## Input

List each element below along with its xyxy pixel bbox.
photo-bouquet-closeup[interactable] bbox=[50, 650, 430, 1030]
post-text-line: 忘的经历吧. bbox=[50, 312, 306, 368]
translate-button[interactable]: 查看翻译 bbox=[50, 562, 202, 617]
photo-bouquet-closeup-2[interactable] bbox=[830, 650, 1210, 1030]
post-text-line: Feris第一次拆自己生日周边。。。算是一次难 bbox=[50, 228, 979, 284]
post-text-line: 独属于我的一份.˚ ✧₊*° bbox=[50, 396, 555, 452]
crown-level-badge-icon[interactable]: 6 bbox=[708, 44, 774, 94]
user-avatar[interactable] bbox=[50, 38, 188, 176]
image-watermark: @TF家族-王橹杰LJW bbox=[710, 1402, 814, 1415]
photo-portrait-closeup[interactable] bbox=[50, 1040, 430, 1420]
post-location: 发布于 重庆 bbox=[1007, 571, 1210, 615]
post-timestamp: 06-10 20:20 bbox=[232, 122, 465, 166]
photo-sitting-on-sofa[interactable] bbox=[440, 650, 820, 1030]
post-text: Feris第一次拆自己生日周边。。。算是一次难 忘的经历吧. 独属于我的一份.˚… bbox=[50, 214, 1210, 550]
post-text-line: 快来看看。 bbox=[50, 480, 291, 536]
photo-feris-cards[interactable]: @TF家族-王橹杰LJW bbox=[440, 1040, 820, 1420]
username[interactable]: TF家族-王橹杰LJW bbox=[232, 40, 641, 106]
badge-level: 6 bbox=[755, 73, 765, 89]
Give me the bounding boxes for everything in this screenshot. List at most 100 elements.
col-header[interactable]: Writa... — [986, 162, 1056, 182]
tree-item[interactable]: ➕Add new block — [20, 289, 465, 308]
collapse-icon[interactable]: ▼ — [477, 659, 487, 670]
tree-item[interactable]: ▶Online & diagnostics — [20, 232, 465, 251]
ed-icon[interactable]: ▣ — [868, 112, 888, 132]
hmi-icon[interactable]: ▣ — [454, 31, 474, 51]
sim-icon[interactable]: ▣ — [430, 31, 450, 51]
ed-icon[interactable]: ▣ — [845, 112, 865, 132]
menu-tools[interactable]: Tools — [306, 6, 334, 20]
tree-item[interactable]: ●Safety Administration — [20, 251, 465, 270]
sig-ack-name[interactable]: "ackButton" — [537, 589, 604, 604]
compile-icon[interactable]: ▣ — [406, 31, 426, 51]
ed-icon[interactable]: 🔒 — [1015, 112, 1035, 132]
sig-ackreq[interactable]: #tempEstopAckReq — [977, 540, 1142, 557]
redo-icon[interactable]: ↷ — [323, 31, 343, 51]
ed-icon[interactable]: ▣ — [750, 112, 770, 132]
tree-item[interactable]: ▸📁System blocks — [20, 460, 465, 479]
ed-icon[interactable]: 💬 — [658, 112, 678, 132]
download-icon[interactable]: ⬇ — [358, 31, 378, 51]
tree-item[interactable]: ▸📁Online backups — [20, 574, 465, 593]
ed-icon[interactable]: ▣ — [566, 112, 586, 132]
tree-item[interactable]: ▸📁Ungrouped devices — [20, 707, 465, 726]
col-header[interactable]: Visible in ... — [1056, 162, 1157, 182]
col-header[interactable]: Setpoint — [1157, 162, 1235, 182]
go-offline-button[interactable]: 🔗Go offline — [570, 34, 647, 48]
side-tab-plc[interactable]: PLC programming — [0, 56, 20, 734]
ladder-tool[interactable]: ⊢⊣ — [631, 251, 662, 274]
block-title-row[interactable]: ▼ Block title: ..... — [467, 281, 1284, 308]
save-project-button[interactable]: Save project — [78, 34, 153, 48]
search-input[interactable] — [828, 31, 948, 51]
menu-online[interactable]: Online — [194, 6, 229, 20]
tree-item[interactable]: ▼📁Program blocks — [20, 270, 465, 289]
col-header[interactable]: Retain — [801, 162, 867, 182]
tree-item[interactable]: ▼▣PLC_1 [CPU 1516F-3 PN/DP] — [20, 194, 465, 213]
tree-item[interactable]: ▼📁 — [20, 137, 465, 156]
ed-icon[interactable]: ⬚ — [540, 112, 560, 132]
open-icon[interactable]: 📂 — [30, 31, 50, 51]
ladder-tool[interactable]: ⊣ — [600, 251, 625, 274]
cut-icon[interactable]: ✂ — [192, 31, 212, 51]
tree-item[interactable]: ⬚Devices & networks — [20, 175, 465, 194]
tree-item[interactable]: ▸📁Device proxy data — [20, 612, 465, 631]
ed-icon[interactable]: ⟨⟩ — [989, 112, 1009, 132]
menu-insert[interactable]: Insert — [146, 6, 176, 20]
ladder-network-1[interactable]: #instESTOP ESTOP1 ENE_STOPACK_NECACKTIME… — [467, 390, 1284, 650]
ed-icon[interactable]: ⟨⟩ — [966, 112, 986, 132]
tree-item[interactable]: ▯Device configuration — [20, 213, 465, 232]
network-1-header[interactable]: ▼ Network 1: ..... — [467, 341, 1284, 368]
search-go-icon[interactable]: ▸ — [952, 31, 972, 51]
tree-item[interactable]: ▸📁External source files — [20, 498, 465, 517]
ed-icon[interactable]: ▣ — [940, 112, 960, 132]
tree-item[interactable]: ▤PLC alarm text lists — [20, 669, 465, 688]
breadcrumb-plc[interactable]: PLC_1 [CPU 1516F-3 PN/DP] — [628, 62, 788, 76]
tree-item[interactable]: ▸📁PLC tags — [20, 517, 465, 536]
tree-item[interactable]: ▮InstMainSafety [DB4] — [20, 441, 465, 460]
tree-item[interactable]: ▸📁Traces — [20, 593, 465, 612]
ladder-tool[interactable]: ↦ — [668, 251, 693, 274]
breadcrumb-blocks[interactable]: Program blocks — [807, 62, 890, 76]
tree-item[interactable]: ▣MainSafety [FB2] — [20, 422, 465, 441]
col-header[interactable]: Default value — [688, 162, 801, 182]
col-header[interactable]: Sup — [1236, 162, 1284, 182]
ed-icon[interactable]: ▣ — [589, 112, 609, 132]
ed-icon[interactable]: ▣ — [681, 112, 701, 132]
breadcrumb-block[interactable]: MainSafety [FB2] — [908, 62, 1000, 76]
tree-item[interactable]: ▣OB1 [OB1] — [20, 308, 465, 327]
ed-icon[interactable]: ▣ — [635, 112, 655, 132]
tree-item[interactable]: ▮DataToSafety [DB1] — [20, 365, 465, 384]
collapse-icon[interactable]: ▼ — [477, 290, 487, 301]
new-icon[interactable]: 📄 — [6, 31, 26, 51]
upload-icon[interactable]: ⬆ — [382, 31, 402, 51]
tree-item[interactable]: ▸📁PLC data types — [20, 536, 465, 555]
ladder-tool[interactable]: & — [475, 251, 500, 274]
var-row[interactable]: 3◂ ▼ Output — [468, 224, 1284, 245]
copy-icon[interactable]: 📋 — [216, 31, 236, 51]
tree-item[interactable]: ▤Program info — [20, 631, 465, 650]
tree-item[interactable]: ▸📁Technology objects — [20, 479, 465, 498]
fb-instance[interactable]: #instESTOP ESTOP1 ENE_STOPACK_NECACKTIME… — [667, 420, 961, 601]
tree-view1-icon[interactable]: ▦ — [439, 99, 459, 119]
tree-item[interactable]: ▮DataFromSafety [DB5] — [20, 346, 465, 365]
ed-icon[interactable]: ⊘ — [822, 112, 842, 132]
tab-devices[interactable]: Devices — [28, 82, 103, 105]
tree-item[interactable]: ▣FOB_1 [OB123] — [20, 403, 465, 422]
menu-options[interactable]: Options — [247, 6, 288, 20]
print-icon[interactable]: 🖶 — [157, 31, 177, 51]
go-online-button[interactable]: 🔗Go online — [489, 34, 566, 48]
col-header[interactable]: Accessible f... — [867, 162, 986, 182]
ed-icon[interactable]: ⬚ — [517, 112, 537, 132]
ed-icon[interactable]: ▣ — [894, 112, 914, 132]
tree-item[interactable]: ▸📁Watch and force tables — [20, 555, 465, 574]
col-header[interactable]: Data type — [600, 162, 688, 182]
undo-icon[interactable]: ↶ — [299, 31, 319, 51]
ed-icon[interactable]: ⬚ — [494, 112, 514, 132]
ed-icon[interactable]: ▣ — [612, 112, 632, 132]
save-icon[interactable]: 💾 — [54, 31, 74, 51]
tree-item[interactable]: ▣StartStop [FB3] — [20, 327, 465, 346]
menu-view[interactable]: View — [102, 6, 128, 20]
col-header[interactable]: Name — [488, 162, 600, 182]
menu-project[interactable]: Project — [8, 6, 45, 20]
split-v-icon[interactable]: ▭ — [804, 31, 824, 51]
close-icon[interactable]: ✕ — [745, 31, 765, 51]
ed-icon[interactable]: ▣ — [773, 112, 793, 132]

## Exercise objective
Reproduce the entries above verbatim, starting at the first one and ending at the line that contains "username[interactable]: TF家族-王橹杰LJW bbox=[232, 40, 641, 106]", with both of those lines included.

## Expected output
List each element below along with its xyxy pixel bbox.
photo-bouquet-closeup[interactable] bbox=[50, 650, 430, 1030]
post-text-line: 忘的经历吧. bbox=[50, 312, 306, 368]
translate-button[interactable]: 查看翻译 bbox=[50, 562, 202, 617]
photo-bouquet-closeup-2[interactable] bbox=[830, 650, 1210, 1030]
post-text-line: Feris第一次拆自己生日周边。。。算是一次难 bbox=[50, 228, 979, 284]
post-text-line: 独属于我的一份.˚ ✧₊*° bbox=[50, 396, 555, 452]
crown-level-badge-icon[interactable]: 6 bbox=[708, 44, 774, 94]
user-avatar[interactable] bbox=[50, 38, 188, 176]
image-watermark: @TF家族-王橹杰LJW bbox=[710, 1402, 814, 1415]
photo-portrait-closeup[interactable] bbox=[50, 1040, 430, 1420]
post-location: 发布于 重庆 bbox=[1007, 571, 1210, 615]
post-timestamp: 06-10 20:20 bbox=[232, 122, 465, 166]
photo-sitting-on-sofa[interactable] bbox=[440, 650, 820, 1030]
post-text: Feris第一次拆自己生日周边。。。算是一次难 忘的经历吧. 独属于我的一份.˚… bbox=[50, 214, 1210, 550]
post-text-line: 快来看看。 bbox=[50, 480, 291, 536]
photo-feris-cards[interactable]: @TF家族-王橹杰LJW bbox=[440, 1040, 820, 1420]
username[interactable]: TF家族-王橹杰LJW bbox=[232, 40, 641, 106]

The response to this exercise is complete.